Copy, in full, each line of the material that holds the word "Kinesis".

### INFORMATION GIVEN:
• • • •

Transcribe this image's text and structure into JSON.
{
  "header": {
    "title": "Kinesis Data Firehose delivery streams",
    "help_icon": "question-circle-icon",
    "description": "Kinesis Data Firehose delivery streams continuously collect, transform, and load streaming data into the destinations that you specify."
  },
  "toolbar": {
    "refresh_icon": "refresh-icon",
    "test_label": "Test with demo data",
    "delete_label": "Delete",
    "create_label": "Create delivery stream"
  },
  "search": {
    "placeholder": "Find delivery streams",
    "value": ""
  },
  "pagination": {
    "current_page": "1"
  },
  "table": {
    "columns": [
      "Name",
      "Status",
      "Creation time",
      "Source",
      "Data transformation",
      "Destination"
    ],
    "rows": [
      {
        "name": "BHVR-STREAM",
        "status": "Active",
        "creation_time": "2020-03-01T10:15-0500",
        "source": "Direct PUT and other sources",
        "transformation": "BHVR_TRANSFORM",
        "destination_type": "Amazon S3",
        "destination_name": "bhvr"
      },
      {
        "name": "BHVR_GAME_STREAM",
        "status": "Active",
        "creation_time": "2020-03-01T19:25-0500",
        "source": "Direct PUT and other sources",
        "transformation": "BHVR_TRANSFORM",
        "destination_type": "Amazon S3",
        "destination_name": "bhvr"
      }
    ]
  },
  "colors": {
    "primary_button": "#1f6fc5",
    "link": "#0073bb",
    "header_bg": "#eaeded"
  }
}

• • • •

### WRITTEN ANSWER:
    "title": "Kinesis Data Firehose delivery streams",
    "description": "Kinesis Data Firehose delivery streams continuously collect, transform, and load streaming data into the destinations that you specify."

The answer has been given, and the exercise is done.